--- TASK INSTRUCTIONS ---
Check every line below for the word "travão" and copy each one that has it.

--- STORED RECORDS ---
======
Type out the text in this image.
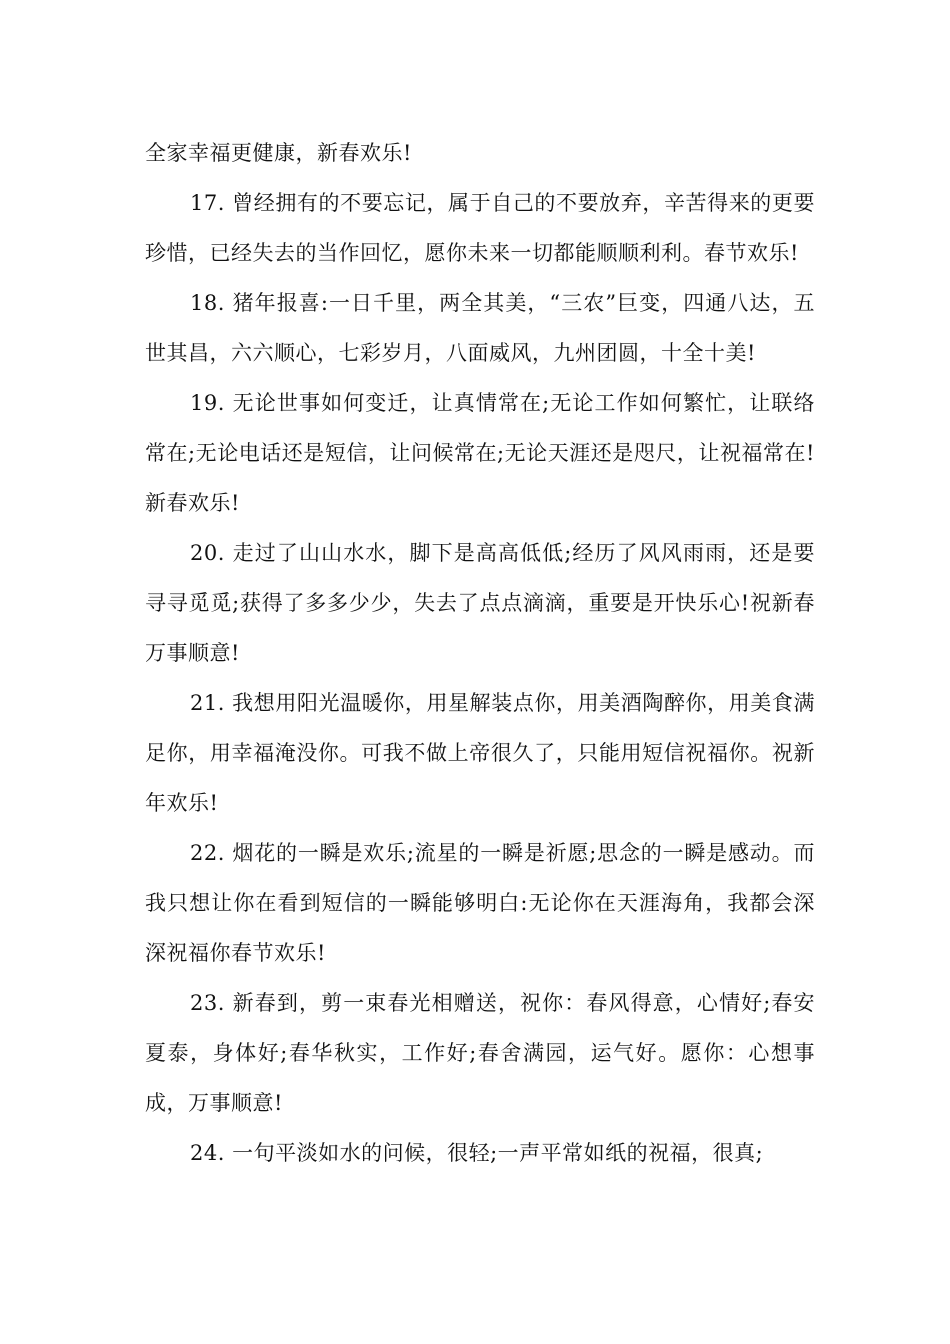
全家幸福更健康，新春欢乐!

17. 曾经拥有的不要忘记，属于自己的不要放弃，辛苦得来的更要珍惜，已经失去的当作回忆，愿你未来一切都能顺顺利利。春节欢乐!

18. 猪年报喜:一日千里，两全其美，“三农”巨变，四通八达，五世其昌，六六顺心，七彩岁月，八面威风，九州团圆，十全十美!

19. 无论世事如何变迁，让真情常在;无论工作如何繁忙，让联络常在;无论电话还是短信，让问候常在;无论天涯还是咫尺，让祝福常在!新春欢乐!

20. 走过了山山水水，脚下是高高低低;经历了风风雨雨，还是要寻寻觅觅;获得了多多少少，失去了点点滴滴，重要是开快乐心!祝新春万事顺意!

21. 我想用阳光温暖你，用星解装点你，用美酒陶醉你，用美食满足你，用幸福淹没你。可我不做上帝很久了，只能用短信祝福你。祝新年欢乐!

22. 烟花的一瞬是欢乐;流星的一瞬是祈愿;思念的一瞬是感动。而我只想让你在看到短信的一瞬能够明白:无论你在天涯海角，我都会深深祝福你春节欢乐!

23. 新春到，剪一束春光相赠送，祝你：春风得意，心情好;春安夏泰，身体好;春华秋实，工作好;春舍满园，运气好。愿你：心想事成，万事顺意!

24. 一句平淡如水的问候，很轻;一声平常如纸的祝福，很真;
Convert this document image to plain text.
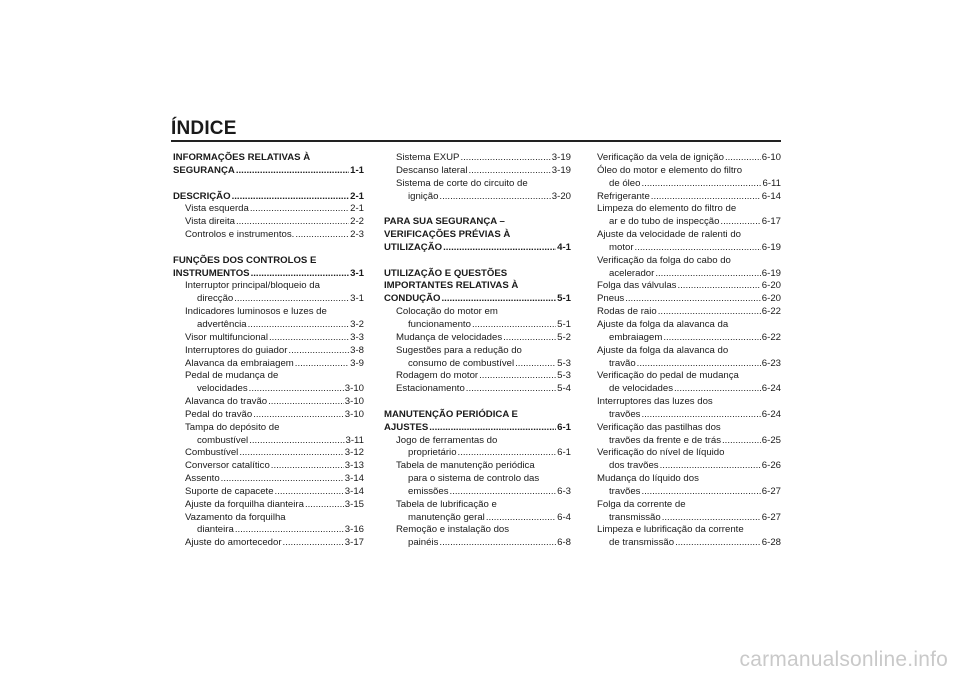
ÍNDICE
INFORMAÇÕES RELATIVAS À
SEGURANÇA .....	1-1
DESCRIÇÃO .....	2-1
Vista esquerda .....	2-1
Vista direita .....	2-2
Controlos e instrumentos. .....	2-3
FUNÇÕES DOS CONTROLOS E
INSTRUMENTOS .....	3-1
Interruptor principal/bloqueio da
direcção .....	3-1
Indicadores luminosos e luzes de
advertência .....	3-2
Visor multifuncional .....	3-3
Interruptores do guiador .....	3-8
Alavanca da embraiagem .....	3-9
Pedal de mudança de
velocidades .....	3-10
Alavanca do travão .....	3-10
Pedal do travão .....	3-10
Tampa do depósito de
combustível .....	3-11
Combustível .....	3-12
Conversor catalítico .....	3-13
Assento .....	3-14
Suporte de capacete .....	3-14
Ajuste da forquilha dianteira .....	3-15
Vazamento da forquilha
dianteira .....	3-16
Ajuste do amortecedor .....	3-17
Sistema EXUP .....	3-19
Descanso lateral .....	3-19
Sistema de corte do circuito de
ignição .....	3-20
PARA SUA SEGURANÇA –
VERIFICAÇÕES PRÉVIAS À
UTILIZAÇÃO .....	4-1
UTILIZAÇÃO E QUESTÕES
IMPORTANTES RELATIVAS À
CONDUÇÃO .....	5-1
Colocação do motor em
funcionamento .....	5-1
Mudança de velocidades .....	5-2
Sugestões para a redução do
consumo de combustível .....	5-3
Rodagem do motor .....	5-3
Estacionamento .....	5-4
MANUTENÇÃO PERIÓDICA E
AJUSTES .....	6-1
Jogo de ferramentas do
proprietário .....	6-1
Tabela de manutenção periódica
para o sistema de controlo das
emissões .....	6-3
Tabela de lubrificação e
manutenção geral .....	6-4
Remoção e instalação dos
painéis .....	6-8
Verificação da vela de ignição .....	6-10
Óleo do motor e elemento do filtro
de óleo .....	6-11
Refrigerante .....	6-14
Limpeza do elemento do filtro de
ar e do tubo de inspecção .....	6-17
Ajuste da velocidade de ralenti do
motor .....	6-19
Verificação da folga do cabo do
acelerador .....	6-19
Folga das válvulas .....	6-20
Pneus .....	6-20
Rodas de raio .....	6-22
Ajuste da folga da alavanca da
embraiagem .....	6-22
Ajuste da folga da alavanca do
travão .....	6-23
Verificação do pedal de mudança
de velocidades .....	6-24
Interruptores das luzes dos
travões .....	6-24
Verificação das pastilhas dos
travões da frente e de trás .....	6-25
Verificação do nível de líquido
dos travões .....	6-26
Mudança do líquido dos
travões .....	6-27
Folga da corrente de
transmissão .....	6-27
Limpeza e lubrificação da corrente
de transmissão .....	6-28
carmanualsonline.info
======
--- RESULT ---
Alavanca do travão .....	3-10
Pedal do travão .....	3-10
travão .....	6-23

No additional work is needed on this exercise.